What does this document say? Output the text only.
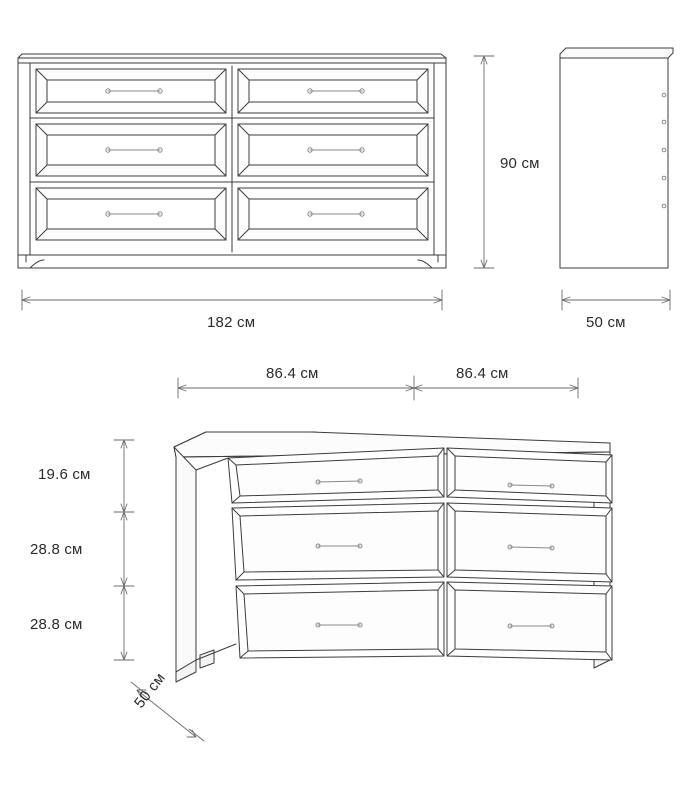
90 см
182 см	50 см
86.4 см	86.4 см
19.6 см
28.8 см
28.8 см
50 см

■ ■ ■ ■ ■

EXERCISE INSTRUCTIONS ->
Restate the listing above word for word, and skip the pictures.

COMPLETED EXERCISE ->
What does this document say? Output the text only.
90 см
182 см	50 см
86.4 см	86.4 см
19.6 см
28.8 см
28.8 см
50 см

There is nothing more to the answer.